*WHAT YOU ARE ASKED TO DO*
Copy out the data below verbatim.

*SUPPLIED RECORDS*
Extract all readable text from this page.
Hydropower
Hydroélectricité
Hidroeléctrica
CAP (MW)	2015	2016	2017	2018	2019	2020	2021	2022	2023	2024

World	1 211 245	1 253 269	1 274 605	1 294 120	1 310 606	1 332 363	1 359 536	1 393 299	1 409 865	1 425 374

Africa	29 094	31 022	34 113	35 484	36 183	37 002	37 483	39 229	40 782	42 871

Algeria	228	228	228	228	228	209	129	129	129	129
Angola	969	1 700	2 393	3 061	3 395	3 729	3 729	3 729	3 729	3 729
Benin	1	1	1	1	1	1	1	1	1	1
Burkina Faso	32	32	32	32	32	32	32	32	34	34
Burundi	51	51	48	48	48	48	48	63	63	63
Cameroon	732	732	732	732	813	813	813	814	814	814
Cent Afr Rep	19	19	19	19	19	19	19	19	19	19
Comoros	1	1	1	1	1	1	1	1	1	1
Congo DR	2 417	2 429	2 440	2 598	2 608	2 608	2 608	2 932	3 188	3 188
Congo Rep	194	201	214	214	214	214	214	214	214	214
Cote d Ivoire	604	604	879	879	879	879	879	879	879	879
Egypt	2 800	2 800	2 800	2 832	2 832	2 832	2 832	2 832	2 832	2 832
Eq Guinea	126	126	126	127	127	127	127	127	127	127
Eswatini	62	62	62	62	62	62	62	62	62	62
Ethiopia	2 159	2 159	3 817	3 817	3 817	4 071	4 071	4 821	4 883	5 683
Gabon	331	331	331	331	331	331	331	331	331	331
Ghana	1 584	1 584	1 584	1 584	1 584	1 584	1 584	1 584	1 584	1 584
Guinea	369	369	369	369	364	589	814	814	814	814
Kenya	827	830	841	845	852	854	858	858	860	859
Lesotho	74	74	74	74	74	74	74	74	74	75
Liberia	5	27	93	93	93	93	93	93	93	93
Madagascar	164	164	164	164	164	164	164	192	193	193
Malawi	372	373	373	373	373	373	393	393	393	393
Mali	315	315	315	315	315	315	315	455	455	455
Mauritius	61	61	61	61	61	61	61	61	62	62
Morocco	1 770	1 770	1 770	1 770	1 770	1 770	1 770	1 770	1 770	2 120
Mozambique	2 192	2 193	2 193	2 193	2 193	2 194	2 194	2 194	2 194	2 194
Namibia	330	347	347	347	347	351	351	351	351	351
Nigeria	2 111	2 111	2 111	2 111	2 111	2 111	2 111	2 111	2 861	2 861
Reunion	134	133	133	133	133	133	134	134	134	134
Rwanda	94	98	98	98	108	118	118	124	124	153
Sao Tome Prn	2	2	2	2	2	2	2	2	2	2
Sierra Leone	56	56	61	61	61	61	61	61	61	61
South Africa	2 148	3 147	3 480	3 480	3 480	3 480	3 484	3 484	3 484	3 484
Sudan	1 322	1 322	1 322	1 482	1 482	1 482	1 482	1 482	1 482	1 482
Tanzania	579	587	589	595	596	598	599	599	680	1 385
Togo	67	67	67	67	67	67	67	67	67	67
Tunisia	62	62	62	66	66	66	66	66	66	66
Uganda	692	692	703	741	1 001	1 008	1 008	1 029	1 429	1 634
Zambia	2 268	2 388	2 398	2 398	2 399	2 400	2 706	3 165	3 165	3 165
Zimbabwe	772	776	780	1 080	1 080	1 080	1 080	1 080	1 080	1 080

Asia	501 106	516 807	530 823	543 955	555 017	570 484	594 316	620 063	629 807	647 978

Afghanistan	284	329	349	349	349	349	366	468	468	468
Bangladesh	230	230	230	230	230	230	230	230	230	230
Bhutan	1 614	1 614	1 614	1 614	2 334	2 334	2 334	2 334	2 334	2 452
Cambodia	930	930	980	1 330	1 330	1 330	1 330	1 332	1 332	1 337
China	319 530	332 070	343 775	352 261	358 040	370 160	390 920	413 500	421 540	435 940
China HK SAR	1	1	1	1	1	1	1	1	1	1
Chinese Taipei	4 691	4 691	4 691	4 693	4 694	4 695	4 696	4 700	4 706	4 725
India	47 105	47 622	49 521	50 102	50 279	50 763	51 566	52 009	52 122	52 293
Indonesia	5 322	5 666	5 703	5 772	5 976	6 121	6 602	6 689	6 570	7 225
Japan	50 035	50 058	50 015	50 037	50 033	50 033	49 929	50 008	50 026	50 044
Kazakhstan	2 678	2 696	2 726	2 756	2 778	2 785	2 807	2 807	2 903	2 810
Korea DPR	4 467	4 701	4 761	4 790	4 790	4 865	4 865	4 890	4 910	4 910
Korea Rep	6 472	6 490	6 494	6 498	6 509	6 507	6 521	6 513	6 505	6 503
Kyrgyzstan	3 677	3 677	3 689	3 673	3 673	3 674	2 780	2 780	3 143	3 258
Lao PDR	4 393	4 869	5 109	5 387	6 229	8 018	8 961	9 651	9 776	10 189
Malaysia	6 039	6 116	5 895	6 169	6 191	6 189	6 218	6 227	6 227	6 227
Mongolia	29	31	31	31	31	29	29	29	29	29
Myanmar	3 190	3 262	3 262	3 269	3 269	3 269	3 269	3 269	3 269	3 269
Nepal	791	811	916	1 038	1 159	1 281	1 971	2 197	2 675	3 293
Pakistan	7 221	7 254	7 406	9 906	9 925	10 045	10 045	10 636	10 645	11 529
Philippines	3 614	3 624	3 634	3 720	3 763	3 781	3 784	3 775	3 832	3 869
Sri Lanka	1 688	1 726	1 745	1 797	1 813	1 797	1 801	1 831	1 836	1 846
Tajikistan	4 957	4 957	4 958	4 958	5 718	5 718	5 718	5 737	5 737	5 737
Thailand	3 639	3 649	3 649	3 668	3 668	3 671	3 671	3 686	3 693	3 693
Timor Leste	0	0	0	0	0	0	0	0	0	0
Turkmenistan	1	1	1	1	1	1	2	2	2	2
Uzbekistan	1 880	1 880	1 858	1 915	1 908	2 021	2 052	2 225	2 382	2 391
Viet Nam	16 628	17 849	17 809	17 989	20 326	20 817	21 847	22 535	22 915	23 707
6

*IN RESPONSE*
Extract all readable text from this page.
Hydropower
Hydroélectricité
Hidroeléctrica
CAP (MW)	2015	2016	2017	2018	2019	2020	2021	2022	2023	2024

World	1 211 245	1 253 269	1 274 605	1 294 120	1 310 606	1 332 363	1 359 536	1 393 299	1 409 865	1 425 374

Africa	29 094	31 022	34 113	35 484	36 183	37 002	37 483	39 229	40 782	42 871

Algeria	228	228	228	228	228	209	129	129	129	129
Angola	969	1 700	2 393	3 061	3 395	3 729	3 729	3 729	3 729	3 729
Benin	1	1	1	1	1	1	1	1	1	1
Burkina Faso	32	32	32	32	32	32	32	32	34	34
Burundi	51	51	48	48	48	48	48	63	63	63
Cameroon	732	732	732	732	813	813	813	814	814	814
Cent Afr Rep	19	19	19	19	19	19	19	19	19	19
Comoros	1	1	1	1	1	1	1	1	1	1
Congo DR	2 417	2 429	2 440	2 598	2 608	2 608	2 608	2 932	3 188	3 188
Congo Rep	194	201	214	214	214	214	214	214	214	214
Cote d Ivoire	604	604	879	879	879	879	879	879	879	879
Egypt	2 800	2 800	2 800	2 832	2 832	2 832	2 832	2 832	2 832	2 832
Eq Guinea	126	126	126	127	127	127	127	127	127	127
Eswatini	62	62	62	62	62	62	62	62	62	62
Ethiopia	2 159	2 159	3 817	3 817	3 817	4 071	4 071	4 821	4 883	5 683
Gabon	331	331	331	331	331	331	331	331	331	331
Ghana	1 584	1 584	1 584	1 584	1 584	1 584	1 584	1 584	1 584	1 584
Guinea	369	369	369	369	364	589	814	814	814	814
Kenya	827	830	841	845	852	854	858	858	860	859
Lesotho	74	74	74	74	74	74	74	74	74	75
Liberia	5	27	93	93	93	93	93	93	93	93
Madagascar	164	164	164	164	164	164	164	192	193	193
Malawi	372	373	373	373	373	373	393	393	393	393
Mali	315	315	315	315	315	315	315	455	455	455
Mauritius	61	61	61	61	61	61	61	61	62	62
Morocco	1 770	1 770	1 770	1 770	1 770	1 770	1 770	1 770	1 770	2 120
Mozambique	2 192	2 193	2 193	2 193	2 193	2 194	2 194	2 194	2 194	2 194
Namibia	330	347	347	347	347	351	351	351	351	351
Nigeria	2 111	2 111	2 111	2 111	2 111	2 111	2 111	2 111	2 861	2 861
Reunion	134	133	133	133	133	133	134	134	134	134
Rwanda	94	98	98	98	108	118	118	124	124	153
Sao Tome Prn	2	2	2	2	2	2	2	2	2	2
Sierra Leone	56	56	61	61	61	61	61	61	61	61
South Africa	2 148	3 147	3 480	3 480	3 480	3 480	3 484	3 484	3 484	3 484
Sudan	1 322	1 322	1 322	1 482	1 482	1 482	1 482	1 482	1 482	1 482
Tanzania	579	587	589	595	596	598	599	599	680	1 385
Togo	67	67	67	67	67	67	67	67	67	67
Tunisia	62	62	62	66	66	66	66	66	66	66
Uganda	692	692	703	741	1 001	1 008	1 008	1 029	1 429	1 634
Zambia	2 268	2 388	2 398	2 398	2 399	2 400	2 706	3 165	3 165	3 165
Zimbabwe	772	776	780	1 080	1 080	1 080	1 080	1 080	1 080	1 080

Asia	501 106	516 807	530 823	543 955	555 017	570 484	594 316	620 063	629 807	647 978

Afghanistan	284	329	349	349	349	349	366	468	468	468
Bangladesh	230	230	230	230	230	230	230	230	230	230
Bhutan	1 614	1 614	1 614	1 614	2 334	2 334	2 334	2 334	2 334	2 452
Cambodia	930	930	980	1 330	1 330	1 330	1 330	1 332	1 332	1 337
China	319 530	332 070	343 775	352 261	358 040	370 160	390 920	413 500	421 540	435 940
China HK SAR	1	1	1	1	1	1	1	1	1	1
Chinese Taipei	4 691	4 691	4 691	4 693	4 694	4 695	4 696	4 700	4 706	4 725
India	47 105	47 622	49 521	50 102	50 279	50 763	51 566	52 009	52 122	52 293
Indonesia	5 322	5 666	5 703	5 772	5 976	6 121	6 602	6 689	6 570	7 225
Japan	50 035	50 058	50 015	50 037	50 033	50 033	49 929	50 008	50 026	50 044
Kazakhstan	2 678	2 696	2 726	2 756	2 778	2 785	2 807	2 807	2 903	2 810
Korea DPR	4 467	4 701	4 761	4 790	4 790	4 865	4 865	4 890	4 910	4 910
Korea Rep	6 472	6 490	6 494	6 498	6 509	6 507	6 521	6 513	6 505	6 503
Kyrgyzstan	3 677	3 677	3 689	3 673	3 673	3 674	2 780	2 780	3 143	3 258
Lao PDR	4 393	4 869	5 109	5 387	6 229	8 018	8 961	9 651	9 776	10 189
Malaysia	6 039	6 116	5 895	6 169	6 191	6 189	6 218	6 227	6 227	6 227
Mongolia	29	31	31	31	31	29	29	29	29	29
Myanmar	3 190	3 262	3 262	3 269	3 269	3 269	3 269	3 269	3 269	3 269
Nepal	791	811	916	1 038	1 159	1 281	1 971	2 197	2 675	3 293
Pakistan	7 221	7 254	7 406	9 906	9 925	10 045	10 045	10 636	10 645	11 529
Philippines	3 614	3 624	3 634	3 720	3 763	3 781	3 784	3 775	3 832	3 869
Sri Lanka	1 688	1 726	1 745	1 797	1 813	1 797	1 801	1 831	1 836	1 846
Tajikistan	4 957	4 957	4 958	4 958	5 718	5 718	5 718	5 737	5 737	5 737
Thailand	3 639	3 649	3 649	3 668	3 668	3 671	3 671	3 686	3 693	3 693
Timor Leste	0	0	0	0	0	0	0	0	0	0
Turkmenistan	1	1	1	1	1	1	2	2	2	2
Uzbekistan	1 880	1 880	1 858	1 915	1 908	2 021	2 052	2 225	2 382	2 391
Viet Nam	16 628	17 849	17 809	17 989	20 326	20 817	21 847	22 535	22 915	23 707
6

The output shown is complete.